TEXT PASSAGE:
-------------------------

Studio album by Quarterflash
- Released: 1991
- Genre: Rock
- Label: Epic
- Producer: Charlie Midnight

Quarterflash chronology
| Back into Blue (1985) | Girl in the Wind (1991) | Harden My Heart: The Best of Quarterflash (1997) |

= Girl in the Wind =

Girl in the Wind is the fourth album by Quarterflash, released on Epic Records in late 1991. Quarterflash, led by the husband-wife team of Rindy and Marv Ross, recruited new members for this release: Sandin Wilson on bass/vocals, Greg Williams on drums, Doug Fraser on guitars, and Mel Kubik on keyboards and saxophone. The new members gave the AOR band an edgier sound. Due to record-label changes, the album was only released in Europe.

The album includes acoustic rock songs "Something More", "Where I Stand", and "Diamond In The Rough", and the love ballads "Is It Any Wonder" and "Let Somebody Love You". The band went on to record an unreleased album in 1995 with the same lineup.

-------------------------

Data records
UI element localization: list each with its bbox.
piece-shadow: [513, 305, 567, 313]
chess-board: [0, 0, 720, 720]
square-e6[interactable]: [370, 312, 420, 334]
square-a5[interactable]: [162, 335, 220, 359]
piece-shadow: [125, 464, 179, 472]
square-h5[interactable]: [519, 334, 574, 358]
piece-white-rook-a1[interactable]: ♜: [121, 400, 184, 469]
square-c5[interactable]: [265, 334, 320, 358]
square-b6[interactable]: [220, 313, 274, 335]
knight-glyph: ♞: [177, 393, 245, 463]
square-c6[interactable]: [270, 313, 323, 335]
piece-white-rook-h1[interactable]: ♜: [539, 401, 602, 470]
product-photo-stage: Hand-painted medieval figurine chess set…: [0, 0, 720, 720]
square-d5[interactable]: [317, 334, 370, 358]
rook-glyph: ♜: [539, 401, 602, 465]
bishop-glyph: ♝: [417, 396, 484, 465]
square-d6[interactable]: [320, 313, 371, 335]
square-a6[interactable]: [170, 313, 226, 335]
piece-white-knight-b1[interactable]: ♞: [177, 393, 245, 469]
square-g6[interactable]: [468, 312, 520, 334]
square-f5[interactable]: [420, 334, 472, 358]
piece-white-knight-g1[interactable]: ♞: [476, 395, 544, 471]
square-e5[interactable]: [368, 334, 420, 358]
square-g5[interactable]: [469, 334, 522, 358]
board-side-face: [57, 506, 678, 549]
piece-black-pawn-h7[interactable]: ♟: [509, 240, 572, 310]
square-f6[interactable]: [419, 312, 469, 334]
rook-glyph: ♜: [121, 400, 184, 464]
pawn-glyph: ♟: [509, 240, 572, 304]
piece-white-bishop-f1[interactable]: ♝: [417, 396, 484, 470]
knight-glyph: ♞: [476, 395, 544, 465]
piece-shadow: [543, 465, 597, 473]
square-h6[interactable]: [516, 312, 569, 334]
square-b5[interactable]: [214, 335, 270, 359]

-------------------------

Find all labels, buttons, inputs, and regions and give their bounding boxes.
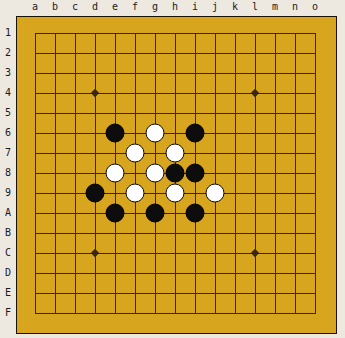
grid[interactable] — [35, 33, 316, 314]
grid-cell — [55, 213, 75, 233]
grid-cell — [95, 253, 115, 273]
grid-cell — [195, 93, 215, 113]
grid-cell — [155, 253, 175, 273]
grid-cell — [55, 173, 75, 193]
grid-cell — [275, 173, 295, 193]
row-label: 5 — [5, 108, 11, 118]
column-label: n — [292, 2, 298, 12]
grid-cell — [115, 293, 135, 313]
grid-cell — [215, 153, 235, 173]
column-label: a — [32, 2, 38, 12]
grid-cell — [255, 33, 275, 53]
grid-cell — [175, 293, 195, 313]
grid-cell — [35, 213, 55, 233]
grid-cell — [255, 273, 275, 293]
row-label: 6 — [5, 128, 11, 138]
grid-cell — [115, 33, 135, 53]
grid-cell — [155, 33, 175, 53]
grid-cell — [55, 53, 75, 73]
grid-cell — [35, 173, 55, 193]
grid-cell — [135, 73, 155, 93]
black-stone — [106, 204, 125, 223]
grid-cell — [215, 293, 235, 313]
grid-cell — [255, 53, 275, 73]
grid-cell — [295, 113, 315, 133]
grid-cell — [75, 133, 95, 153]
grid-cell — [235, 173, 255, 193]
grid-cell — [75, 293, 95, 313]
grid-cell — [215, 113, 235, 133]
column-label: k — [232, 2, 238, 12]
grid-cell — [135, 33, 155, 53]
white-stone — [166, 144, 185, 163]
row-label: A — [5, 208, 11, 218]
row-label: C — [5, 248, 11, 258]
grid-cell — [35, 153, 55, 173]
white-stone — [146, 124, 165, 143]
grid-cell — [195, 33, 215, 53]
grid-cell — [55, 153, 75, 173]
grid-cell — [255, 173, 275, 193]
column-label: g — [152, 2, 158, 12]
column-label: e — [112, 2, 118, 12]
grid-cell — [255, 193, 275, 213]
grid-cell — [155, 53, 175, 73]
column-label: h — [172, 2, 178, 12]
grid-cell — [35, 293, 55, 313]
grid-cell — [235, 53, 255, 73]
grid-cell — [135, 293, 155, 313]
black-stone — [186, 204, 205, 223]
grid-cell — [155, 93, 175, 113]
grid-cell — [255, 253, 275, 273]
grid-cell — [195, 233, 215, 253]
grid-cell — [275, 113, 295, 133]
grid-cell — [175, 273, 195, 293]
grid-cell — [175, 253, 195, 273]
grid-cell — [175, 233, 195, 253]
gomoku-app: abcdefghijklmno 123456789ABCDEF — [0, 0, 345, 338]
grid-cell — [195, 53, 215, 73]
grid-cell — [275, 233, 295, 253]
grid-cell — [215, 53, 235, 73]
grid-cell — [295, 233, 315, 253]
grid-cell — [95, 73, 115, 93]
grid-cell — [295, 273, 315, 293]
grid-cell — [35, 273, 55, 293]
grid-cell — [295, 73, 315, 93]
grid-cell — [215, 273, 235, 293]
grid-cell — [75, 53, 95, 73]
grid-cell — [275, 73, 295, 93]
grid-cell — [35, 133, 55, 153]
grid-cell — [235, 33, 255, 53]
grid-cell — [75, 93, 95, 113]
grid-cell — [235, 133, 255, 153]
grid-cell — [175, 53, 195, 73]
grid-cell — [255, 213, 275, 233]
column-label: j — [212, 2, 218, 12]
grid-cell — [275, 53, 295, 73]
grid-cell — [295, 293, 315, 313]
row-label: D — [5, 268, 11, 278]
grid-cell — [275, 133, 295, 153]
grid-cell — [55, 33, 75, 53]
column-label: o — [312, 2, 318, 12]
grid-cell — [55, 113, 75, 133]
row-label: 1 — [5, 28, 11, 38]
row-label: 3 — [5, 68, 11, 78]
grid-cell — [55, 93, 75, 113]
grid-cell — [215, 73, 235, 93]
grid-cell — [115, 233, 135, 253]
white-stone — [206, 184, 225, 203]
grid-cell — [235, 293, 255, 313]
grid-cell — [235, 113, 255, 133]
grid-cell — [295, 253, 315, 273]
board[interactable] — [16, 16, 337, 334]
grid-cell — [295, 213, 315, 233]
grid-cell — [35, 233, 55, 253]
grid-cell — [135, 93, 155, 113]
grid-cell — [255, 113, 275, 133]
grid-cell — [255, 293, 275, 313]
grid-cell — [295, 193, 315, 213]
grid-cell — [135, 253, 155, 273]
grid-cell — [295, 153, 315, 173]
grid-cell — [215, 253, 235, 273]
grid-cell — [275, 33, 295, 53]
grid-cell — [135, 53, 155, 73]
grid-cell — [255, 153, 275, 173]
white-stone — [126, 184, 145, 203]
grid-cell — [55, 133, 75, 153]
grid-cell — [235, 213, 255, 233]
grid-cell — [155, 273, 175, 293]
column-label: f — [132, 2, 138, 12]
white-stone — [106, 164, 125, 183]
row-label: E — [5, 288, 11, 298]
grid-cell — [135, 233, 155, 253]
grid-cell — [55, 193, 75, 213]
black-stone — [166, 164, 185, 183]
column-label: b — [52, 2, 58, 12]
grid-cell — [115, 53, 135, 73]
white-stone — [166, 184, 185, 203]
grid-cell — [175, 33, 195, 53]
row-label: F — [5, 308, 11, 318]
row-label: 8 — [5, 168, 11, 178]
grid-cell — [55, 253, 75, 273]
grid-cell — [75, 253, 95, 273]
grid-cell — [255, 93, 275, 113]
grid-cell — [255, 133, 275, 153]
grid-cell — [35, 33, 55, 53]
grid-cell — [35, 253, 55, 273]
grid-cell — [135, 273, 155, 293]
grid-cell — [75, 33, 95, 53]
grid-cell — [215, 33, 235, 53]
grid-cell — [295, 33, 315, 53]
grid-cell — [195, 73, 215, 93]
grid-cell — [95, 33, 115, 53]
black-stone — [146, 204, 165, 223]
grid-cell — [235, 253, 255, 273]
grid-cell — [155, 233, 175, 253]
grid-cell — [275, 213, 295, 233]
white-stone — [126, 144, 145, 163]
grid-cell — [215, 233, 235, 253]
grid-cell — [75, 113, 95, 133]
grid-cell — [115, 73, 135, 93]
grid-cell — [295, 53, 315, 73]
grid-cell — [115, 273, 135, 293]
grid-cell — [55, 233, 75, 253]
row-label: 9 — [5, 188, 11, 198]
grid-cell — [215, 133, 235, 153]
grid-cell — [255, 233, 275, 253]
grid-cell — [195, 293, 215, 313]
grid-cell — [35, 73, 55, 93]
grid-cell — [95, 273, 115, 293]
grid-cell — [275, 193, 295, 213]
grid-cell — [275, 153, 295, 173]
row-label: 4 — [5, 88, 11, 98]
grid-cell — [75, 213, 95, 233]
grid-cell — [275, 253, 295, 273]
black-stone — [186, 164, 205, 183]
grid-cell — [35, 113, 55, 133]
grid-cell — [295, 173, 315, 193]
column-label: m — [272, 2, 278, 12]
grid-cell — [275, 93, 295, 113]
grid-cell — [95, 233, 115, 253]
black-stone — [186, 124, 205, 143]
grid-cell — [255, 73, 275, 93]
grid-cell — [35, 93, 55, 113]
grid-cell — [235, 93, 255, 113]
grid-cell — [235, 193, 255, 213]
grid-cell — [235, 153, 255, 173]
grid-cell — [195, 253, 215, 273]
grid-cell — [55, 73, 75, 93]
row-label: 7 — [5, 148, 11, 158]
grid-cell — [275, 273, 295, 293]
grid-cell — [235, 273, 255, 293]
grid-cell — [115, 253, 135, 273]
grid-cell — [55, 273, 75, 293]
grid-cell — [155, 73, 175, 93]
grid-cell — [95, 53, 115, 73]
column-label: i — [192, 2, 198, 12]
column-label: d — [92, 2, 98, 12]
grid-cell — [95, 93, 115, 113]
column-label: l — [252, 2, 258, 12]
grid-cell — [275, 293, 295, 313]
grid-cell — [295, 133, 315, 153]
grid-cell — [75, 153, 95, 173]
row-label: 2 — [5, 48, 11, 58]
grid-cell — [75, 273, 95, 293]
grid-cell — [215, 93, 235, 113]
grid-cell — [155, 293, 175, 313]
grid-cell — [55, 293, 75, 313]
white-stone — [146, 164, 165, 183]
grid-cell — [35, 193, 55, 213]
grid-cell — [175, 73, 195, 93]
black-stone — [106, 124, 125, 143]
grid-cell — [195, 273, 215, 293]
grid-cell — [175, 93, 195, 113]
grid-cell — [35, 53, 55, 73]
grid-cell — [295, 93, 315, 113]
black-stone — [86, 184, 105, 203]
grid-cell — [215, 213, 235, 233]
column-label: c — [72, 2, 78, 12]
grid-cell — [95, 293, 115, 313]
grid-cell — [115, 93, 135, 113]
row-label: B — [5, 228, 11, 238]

-------------------------

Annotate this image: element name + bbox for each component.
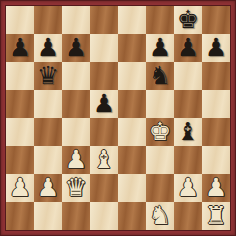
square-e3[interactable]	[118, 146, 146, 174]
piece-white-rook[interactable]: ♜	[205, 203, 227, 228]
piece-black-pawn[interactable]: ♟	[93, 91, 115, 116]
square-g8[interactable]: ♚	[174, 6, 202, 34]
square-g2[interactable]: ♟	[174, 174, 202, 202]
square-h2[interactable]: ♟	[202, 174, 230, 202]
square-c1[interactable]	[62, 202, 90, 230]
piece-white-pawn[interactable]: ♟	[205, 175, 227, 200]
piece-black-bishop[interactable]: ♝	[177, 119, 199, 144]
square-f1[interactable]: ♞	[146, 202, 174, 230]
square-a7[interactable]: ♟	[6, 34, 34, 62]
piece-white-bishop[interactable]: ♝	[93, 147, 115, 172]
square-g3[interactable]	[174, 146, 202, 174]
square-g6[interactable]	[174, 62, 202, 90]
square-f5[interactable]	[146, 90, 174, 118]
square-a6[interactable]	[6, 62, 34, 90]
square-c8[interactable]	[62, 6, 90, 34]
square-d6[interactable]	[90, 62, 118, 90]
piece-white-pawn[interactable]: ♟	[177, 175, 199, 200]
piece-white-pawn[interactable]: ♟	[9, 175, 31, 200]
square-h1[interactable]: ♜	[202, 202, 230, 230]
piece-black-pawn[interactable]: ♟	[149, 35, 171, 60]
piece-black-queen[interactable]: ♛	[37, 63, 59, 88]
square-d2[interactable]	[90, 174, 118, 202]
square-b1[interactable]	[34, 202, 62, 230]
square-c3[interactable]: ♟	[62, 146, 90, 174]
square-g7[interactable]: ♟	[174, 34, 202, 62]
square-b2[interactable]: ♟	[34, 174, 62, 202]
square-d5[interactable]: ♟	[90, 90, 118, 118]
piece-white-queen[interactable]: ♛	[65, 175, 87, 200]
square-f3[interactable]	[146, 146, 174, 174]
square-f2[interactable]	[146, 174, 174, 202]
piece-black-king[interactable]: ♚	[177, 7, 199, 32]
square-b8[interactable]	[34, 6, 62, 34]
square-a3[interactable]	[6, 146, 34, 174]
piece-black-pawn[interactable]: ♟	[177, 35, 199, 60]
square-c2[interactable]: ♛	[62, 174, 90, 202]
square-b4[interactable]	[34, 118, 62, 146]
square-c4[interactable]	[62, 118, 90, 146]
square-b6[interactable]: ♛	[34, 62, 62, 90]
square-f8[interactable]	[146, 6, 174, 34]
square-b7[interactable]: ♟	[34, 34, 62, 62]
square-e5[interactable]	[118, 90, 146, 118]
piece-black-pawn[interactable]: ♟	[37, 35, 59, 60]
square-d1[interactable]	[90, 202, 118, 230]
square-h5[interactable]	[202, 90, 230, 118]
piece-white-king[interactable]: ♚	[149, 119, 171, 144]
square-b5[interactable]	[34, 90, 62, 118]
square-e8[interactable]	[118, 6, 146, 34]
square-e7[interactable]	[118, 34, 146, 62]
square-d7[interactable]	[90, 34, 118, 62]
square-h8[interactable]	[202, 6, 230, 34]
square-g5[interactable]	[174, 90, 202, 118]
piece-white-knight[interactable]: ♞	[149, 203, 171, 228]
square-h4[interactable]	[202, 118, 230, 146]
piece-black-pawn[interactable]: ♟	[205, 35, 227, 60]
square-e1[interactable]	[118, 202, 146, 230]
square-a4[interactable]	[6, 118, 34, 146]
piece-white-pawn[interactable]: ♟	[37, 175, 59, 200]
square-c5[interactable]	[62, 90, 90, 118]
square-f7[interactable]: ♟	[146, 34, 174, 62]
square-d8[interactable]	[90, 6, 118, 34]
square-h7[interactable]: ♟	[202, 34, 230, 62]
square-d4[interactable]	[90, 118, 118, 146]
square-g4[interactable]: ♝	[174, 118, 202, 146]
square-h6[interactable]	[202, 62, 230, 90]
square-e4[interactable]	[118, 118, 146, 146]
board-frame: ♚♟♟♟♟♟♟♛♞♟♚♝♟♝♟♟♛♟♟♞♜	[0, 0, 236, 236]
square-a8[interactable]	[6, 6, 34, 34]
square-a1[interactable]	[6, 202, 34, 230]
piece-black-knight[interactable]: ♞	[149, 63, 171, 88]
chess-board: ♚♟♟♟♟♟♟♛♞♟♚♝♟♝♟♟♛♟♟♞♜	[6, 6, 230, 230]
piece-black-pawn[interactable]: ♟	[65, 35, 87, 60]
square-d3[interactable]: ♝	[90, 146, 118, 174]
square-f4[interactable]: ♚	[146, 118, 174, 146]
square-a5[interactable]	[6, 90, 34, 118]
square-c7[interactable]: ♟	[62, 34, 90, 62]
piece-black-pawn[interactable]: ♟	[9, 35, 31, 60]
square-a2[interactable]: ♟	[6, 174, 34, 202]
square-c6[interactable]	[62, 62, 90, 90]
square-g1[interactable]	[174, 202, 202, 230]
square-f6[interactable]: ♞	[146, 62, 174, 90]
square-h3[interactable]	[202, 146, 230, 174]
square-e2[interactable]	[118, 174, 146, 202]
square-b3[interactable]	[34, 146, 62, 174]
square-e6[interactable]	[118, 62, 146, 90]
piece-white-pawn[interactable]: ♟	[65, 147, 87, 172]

-------------------------

EXERCISE TASKS:
[A] According to the passage about Girl in the Wind, where was the album released?
[B] Return everything in the passage about Girl in the Wind from "Quarterflash chronology" down to "released in Europe.".
These records have nothing to do with the passage about Girl in the Wind.

THE ANSWERS:
[A] Only in Europe.

[B]
Quarterflash chronology
| Back into Blue (1985) | Girl in the Wind (1991) | Harden My Heart: The Best of Quarterflash (1997) |

= Girl in the Wind =

Girl in the Wind is the fourth album by Quarterflash, released on Epic Records in late 1991. Quarterflash, led by the husband-wife team of Rindy and Marv Ross, recruited new members for this release: Sandin Wilson on bass/vocals, Greg Williams on drums, Doug Fraser on guitars, and Mel Kubik on keyboards and saxophone. The new members gave the AOR band an edgier sound. Due to record-label changes, the album was only released in Europe.